**EXERCISE REQUIREMENTS:** Search the material for the string "구비서류", then return every line where it is found.

--- Start of INFORMATION SHOWN ---

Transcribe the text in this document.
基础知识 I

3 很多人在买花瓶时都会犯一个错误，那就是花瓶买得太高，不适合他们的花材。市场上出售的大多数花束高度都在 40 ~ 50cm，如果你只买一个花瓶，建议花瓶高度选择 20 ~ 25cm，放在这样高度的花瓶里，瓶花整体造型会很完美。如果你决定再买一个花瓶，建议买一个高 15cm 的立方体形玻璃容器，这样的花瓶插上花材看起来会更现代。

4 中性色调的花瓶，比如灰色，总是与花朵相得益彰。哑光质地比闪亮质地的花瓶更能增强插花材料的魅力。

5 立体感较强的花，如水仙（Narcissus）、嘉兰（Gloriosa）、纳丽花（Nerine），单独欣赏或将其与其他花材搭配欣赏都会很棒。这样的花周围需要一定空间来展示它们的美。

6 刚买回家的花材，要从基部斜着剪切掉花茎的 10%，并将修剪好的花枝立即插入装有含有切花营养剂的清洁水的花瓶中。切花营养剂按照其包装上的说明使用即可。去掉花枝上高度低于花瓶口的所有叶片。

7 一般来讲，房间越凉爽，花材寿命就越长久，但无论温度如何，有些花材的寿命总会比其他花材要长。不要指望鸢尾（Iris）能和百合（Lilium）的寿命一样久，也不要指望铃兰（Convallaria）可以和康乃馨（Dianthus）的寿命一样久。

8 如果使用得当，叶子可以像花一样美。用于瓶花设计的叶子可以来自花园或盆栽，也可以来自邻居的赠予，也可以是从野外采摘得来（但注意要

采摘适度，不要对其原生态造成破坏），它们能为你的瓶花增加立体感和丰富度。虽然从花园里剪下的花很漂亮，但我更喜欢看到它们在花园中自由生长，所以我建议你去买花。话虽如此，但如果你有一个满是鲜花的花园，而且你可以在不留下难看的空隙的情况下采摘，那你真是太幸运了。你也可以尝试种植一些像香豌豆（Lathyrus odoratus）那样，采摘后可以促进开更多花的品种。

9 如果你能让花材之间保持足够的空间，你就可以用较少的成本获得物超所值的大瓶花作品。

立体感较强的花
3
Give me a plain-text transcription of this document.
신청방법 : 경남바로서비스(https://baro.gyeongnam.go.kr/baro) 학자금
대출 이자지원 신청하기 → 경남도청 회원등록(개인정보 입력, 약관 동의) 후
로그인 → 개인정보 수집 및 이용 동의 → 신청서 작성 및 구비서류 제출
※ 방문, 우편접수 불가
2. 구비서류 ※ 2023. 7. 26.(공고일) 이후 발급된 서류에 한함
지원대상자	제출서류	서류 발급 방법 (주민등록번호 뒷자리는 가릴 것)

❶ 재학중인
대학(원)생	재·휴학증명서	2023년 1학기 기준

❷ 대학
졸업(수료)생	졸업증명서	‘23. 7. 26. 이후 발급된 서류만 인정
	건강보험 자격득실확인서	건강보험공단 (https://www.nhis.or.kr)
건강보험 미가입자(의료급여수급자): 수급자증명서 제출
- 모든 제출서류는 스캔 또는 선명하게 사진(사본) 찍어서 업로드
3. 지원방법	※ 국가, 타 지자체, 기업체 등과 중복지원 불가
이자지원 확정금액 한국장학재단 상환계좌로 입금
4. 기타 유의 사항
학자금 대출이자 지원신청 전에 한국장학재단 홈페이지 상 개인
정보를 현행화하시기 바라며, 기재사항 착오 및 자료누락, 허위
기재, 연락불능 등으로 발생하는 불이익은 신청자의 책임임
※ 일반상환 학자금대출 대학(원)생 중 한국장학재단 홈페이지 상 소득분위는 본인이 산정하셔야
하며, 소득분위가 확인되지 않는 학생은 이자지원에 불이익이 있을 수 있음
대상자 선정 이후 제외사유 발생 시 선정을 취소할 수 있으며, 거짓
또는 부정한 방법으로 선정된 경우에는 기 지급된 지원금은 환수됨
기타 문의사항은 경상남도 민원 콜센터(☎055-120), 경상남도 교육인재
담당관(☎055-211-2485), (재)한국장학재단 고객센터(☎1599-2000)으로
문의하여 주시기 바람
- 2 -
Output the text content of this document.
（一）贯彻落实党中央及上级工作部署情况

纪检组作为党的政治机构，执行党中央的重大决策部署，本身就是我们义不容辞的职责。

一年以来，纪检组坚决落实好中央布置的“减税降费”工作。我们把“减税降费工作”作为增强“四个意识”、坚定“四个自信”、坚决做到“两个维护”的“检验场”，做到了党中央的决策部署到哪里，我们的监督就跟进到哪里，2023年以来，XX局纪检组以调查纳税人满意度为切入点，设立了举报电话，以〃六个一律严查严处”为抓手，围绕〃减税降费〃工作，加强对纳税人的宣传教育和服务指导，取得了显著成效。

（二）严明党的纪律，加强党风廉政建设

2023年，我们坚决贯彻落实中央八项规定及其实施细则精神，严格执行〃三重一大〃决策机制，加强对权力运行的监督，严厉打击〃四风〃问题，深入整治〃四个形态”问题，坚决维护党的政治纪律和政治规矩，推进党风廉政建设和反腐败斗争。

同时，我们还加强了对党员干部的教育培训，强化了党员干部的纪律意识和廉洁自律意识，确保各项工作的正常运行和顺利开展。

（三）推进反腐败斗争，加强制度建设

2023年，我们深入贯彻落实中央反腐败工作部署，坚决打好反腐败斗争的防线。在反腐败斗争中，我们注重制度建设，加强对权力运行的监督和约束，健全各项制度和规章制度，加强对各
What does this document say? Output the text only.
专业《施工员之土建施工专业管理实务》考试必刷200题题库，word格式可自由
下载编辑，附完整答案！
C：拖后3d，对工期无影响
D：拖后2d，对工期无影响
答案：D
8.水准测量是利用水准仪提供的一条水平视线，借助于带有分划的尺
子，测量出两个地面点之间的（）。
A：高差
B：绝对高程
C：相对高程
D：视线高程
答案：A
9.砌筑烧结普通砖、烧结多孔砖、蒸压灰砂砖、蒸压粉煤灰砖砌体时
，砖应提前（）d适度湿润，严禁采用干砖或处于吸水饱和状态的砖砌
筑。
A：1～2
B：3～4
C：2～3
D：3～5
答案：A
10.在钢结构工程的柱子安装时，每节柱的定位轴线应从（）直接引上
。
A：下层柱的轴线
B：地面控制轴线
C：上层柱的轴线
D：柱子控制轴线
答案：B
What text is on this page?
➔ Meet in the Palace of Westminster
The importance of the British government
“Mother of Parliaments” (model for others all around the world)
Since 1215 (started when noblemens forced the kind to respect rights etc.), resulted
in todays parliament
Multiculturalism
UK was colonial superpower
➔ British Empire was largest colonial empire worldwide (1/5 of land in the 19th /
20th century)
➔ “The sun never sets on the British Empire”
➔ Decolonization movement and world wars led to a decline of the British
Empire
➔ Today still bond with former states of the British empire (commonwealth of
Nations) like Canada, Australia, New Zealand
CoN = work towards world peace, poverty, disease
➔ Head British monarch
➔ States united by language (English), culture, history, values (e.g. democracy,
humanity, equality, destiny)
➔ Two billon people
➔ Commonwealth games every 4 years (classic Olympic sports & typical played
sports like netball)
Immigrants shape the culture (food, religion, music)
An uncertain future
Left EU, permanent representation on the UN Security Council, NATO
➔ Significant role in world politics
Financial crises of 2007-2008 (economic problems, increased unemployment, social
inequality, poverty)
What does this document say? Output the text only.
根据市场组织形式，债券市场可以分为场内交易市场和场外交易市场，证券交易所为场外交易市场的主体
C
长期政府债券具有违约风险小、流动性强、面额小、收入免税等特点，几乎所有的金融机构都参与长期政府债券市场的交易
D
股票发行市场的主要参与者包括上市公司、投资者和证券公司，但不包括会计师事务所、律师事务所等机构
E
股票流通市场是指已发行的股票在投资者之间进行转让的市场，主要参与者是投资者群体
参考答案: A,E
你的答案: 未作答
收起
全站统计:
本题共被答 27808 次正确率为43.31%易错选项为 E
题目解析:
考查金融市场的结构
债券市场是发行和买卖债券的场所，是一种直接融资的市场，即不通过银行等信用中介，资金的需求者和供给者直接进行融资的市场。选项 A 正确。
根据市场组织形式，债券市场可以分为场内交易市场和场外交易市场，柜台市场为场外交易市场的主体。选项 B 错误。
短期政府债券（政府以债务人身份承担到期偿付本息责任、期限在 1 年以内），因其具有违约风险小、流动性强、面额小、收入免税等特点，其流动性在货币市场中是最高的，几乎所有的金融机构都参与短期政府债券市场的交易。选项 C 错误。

--- End of INFORMATION SHOWN ---

**RESULT OF THE TASK:**
로그인 → 개인정보 수집 및 이용 동의 → 신청서 작성 및 구비서류 제출
2. 구비서류 ※ 2023. 7. 26.(공고일) 이후 발급된 서류에 한함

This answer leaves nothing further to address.